● Task goal:
Each line of the material below that holds the word "background" needs to be copied.

Extracted data entries:
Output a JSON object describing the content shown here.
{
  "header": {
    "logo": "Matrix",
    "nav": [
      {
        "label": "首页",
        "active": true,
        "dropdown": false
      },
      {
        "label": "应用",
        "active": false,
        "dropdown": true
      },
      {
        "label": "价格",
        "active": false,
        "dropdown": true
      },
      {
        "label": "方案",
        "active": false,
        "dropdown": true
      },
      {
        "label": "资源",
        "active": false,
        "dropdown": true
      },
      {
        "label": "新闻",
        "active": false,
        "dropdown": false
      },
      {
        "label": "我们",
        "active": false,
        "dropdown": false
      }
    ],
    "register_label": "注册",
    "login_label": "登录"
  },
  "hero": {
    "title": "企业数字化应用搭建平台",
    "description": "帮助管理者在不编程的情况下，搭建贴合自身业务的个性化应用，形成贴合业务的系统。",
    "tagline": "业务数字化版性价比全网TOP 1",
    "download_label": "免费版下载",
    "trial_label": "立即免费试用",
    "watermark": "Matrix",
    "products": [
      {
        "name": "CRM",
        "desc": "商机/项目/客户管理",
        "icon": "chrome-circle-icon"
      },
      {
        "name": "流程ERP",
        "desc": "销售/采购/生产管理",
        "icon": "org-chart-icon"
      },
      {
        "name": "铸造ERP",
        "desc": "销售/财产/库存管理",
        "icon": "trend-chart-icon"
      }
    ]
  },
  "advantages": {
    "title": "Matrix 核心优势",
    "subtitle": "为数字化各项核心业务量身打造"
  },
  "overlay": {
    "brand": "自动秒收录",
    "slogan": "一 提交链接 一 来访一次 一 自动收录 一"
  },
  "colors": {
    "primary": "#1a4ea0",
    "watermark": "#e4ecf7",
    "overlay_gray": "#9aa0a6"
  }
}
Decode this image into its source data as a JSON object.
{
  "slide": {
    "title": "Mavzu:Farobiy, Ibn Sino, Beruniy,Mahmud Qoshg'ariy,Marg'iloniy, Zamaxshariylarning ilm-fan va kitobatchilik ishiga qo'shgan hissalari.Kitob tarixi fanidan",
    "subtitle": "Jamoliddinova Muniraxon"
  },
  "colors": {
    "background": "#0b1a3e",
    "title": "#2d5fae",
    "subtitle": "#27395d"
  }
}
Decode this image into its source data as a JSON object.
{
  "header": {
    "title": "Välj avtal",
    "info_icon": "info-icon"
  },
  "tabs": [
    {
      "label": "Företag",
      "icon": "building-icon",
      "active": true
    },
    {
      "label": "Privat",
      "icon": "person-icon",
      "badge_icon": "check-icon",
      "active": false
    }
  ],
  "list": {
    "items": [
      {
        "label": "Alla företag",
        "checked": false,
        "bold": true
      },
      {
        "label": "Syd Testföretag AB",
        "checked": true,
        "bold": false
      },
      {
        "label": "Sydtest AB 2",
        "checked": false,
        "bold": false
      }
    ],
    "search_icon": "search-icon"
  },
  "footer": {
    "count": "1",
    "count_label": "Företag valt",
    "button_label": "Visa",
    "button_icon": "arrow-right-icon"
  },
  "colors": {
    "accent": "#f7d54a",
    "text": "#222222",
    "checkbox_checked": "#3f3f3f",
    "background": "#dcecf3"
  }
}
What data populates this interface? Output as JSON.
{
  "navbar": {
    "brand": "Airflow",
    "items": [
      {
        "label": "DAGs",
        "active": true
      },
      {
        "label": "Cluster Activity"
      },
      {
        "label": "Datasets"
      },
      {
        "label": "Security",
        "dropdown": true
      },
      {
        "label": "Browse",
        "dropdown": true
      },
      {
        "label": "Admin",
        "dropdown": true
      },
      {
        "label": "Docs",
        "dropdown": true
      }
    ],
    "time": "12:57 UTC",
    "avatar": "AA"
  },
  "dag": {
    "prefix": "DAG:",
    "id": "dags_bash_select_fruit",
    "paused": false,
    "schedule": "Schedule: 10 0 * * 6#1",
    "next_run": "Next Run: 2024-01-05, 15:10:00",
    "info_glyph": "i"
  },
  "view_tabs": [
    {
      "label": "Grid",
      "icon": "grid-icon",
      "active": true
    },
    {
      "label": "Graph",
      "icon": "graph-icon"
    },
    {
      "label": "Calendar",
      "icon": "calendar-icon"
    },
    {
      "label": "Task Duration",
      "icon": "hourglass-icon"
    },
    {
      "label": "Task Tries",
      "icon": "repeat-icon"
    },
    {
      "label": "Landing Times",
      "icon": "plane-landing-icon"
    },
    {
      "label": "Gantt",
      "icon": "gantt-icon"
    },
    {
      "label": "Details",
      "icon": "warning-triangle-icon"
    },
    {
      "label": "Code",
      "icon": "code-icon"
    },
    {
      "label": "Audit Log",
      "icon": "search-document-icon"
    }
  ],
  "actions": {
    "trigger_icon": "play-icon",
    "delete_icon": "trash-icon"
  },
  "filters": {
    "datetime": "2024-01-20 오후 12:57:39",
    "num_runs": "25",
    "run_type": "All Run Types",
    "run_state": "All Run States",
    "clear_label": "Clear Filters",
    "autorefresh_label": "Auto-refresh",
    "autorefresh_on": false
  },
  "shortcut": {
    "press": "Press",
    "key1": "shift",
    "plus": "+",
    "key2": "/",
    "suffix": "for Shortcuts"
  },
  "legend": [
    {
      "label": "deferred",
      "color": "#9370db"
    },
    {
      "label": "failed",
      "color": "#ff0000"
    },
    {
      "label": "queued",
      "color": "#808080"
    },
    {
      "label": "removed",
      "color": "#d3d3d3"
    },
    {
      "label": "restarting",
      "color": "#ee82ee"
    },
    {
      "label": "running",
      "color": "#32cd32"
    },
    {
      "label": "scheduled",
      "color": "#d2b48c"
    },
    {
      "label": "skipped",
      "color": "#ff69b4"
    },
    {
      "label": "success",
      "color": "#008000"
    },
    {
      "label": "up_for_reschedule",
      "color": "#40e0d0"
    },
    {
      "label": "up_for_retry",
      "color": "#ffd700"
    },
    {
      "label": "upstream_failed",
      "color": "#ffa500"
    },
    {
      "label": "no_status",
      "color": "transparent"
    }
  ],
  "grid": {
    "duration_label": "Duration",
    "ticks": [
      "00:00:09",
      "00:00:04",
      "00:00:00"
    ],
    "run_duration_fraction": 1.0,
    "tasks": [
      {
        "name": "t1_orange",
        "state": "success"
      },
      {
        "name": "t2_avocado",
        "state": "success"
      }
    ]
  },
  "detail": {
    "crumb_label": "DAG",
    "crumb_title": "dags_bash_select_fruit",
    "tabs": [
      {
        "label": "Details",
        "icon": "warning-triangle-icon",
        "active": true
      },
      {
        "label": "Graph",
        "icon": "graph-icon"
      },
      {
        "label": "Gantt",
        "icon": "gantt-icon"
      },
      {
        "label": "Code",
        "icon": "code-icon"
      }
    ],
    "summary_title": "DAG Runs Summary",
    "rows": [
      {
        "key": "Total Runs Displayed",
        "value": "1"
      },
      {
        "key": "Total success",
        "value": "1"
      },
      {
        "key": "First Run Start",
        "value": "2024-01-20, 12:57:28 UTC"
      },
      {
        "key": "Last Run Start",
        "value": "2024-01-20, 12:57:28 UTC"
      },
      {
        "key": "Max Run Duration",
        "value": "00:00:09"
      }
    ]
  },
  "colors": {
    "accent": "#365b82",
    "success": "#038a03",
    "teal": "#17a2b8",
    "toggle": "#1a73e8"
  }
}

● Final result:
    "background": "#0b1a3e",
    "background": "#dcecf3"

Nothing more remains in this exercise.